— START Data provided —
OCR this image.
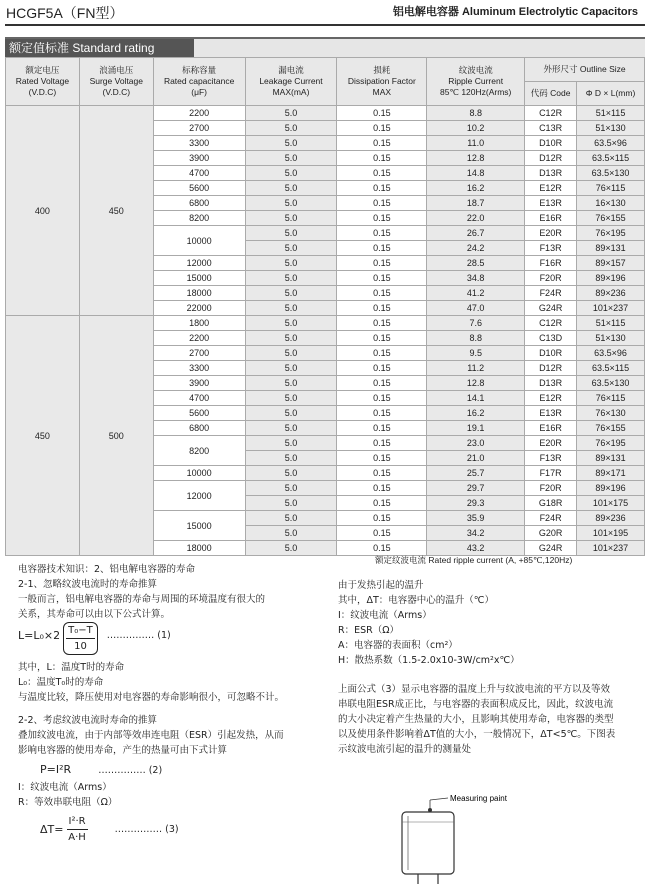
HCGF5A（FN型）	铝电解电容器 Aluminum Electrolytic Capacitors
额定值标准 Standard rating
额定电压
Rated Voltage
(V.D.C)	浪涌电压
Surge Voltage
(V.D.C)	标称容量
Rated capacitance
(μF)	漏电流
Leakage Current
MAX(mA)	损耗
Dissipation Factor
MAX	纹波电流
Ripple Current
85℃ 120Hz(Arms)	外形尺寸 Outline Size	
						代码 Code	Φ D × L(mm)
400	450	2200	5.0	0.15	8.8	C12R	51×115
		2700	5.0	0.15	10.2	C13R	51×130
		3300	5.0	0.15	11.0	D10R	63.5×96
		3900	5.0	0.15	12.8	D12R	63.5×115
		4700	5.0	0.15	14.8	D13R	63.5×130
		5600	5.0	0.15	16.2	E12R	76×115
		6800	5.0	0.15	18.7	E13R	16×130
		8200	5.0	0.15	22.0	E16R	76×155
		10000	5.0	0.15	26.7	E20R	76×195
			5.0	0.15	24.2	F13R	89×131
		12000	5.0	0.15	28.5	F16R	89×157
		15000	5.0	0.15	34.8	F20R	89×196
		18000	5.0	0.15	41.2	F24R	89×236
		22000	5.0	0.15	47.0	G24R	101×237
450	500	1800	5.0	0.15	7.6	C12R	51×115
		2200	5.0	0.15	8.8	C13D	51×130
		2700	5.0	0.15	9.5	D10R	63.5×96
		3300	5.0	0.15	11.2	D12R	63.5×115
		3900	5.0	0.15	12.8	D13R	63.5×130
		4700	5.0	0.15	14.1	E12R	76×115
		5600	5.0	0.15	16.2	E13R	76×130
		6800	5.0	0.15	19.1	E16R	76×155
		8200	5.0	0.15	23.0	E20R	76×195
			5.0	0.15	21.0	F13R	89×131
		10000	5.0	0.15	25.7	F17R	89×171
		12000	5.0	0.15	29.7	F20R	89×196
			5.0	0.15	29.3	G18R	101×175
		15000	5.0	0.15	35.9	F24R	89×236
			5.0	0.15	34.2	G20R	101×195
		18000	5.0	0.15	43.2	G24R	101×237
额定纹波电流 Rated ripple current (A, +85℃,120Hz)

电容器技术知识：2、铝电解电容器的寿命

2-1、忽略纹波电流时的寿命推算

一般而言，铝电解电容器的寿命与周围的环境温度有很大的

关系，其寿命可以由以下公式计算。

$L=L_0\times 2 \frac{\text{T₀−T}}{10}$ …………… (1)

其中，L：温度T时的寿命

L₀：温度T₀时的寿命

与温度比较，降压使用对电容器的寿命影响很小，可忽略不计。

2-2、考虑纹波电流时寿命的推算

叠加纹波电流，由于内部等效串连电阻（ESR）引起发热，从而

影响电容器的使用寿命，产生的热量可由下式计算

P=I²R	…………… (2)

I：纹波电流（Arms）

R：等效串联电阻（Ω）

$\Delta T= \frac{\text{I²·R}}{A\cdot H}$	…………… (3)

由于发热引起的温升

其中，ΔT：电容器中心的温升（℃）

I：纹波电流（Arms）

R：ESR（Ω）

A：电容器的表面积（cm²）

H：散热系数（1.5-2.0x10-3W/cm²x℃）

上面公式（3）显示电容器的温度上升与纹波电流的平方以及等效

串联电阻ESR成正比，与电容器的表面积成反比，因此，纹波电流

的大小决定着产生热量的大小，且影响其使用寿命，电容器的类型

以及使用条件影响着ΔT值的大小，一般情况下，ΔT<5℃。下图表

示纹波电流引起的温升的测量处

Measuring paint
— END Data provided —
Going through the data, tally the lines containing "text" and report only the result.

2